GIVEN EXERCISE — Search the data below for the string "کردن". Extract every line that contains it.
BEGIN DATA RECORDS
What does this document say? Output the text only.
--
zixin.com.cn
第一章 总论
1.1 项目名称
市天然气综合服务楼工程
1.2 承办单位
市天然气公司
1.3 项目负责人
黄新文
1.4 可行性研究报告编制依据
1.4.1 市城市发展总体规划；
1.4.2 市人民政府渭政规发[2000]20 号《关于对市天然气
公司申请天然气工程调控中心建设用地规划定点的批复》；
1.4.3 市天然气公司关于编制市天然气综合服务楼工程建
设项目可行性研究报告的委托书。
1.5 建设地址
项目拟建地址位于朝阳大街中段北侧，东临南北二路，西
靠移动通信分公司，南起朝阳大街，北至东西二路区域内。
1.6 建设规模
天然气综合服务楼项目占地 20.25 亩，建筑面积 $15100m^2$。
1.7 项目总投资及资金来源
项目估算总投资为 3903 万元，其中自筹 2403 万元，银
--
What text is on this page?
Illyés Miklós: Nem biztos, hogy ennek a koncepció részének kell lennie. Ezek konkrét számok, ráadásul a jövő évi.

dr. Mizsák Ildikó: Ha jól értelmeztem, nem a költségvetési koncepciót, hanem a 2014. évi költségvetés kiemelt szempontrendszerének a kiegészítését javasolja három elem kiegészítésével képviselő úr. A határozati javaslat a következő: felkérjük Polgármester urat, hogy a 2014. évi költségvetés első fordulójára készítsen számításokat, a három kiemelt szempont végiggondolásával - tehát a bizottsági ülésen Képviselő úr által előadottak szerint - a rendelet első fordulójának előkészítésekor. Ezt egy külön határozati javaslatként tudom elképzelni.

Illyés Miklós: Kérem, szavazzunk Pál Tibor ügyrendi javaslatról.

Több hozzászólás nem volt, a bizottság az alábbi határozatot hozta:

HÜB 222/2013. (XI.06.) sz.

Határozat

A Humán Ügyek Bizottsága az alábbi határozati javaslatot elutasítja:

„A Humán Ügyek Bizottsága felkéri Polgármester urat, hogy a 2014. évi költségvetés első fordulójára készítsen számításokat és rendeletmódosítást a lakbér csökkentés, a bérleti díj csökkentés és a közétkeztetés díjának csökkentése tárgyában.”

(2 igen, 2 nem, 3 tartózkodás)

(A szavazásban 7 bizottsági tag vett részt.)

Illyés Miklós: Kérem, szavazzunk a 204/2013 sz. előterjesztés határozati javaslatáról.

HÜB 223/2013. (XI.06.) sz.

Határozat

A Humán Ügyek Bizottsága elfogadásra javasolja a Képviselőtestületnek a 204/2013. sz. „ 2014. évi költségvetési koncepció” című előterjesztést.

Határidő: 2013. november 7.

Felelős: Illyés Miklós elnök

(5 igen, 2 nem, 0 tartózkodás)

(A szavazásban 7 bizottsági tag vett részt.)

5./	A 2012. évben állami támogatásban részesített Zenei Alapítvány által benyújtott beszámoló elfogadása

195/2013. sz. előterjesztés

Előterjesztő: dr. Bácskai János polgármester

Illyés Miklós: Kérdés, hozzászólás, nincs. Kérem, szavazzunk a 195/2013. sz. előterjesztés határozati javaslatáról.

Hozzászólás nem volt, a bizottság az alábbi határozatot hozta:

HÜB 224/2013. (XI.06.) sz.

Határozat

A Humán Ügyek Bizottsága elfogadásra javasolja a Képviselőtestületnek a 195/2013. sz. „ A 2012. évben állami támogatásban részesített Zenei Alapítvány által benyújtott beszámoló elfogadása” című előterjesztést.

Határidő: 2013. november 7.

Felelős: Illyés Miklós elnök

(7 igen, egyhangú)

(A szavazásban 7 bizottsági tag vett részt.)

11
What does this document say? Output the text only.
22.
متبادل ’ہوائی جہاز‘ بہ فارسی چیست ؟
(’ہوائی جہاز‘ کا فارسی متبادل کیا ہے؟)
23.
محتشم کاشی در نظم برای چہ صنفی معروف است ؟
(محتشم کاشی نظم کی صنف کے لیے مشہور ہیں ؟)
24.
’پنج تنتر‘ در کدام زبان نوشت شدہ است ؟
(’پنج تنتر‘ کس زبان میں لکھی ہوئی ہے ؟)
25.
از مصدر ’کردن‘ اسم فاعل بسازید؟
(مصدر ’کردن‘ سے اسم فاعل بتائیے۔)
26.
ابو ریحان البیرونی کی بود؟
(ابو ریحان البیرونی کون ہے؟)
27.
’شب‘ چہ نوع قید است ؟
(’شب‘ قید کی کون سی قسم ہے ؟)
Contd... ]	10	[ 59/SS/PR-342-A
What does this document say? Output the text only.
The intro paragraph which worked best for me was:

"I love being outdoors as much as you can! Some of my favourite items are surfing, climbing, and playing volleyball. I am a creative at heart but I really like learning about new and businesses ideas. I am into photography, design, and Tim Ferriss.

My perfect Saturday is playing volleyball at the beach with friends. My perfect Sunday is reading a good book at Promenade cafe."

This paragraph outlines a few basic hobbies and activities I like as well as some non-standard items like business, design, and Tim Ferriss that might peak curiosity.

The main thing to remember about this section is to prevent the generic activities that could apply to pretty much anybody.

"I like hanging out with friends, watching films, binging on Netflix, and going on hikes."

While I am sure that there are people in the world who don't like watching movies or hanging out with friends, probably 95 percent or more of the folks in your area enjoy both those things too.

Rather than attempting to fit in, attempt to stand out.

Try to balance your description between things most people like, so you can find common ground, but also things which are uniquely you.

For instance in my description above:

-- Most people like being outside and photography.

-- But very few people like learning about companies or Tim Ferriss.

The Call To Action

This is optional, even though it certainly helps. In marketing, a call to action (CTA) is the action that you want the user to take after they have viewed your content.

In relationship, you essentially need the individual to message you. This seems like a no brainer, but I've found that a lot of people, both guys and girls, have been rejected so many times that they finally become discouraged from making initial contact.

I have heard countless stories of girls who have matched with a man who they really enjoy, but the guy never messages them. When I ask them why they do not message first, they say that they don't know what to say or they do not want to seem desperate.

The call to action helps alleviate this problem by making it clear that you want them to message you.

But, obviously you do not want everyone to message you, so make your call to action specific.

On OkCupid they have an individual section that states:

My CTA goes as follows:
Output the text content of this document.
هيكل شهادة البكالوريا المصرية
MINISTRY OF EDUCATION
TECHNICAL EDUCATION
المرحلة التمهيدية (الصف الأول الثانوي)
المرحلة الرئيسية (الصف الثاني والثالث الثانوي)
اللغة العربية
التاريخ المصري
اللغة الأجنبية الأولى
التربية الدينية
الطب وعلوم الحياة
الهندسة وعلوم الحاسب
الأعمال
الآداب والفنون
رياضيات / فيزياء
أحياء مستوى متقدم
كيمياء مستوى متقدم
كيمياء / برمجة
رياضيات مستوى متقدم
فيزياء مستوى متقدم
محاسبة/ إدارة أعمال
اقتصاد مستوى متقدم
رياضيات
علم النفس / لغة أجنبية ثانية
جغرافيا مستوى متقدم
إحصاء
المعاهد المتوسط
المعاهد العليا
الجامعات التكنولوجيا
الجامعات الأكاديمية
END DATA RECORDS
TASK RESULT —
از مصدر ’کردن‘ اسم فاعل بسازید؟
(مصدر ’کردن‘ سے اسم فاعل بتائیے۔)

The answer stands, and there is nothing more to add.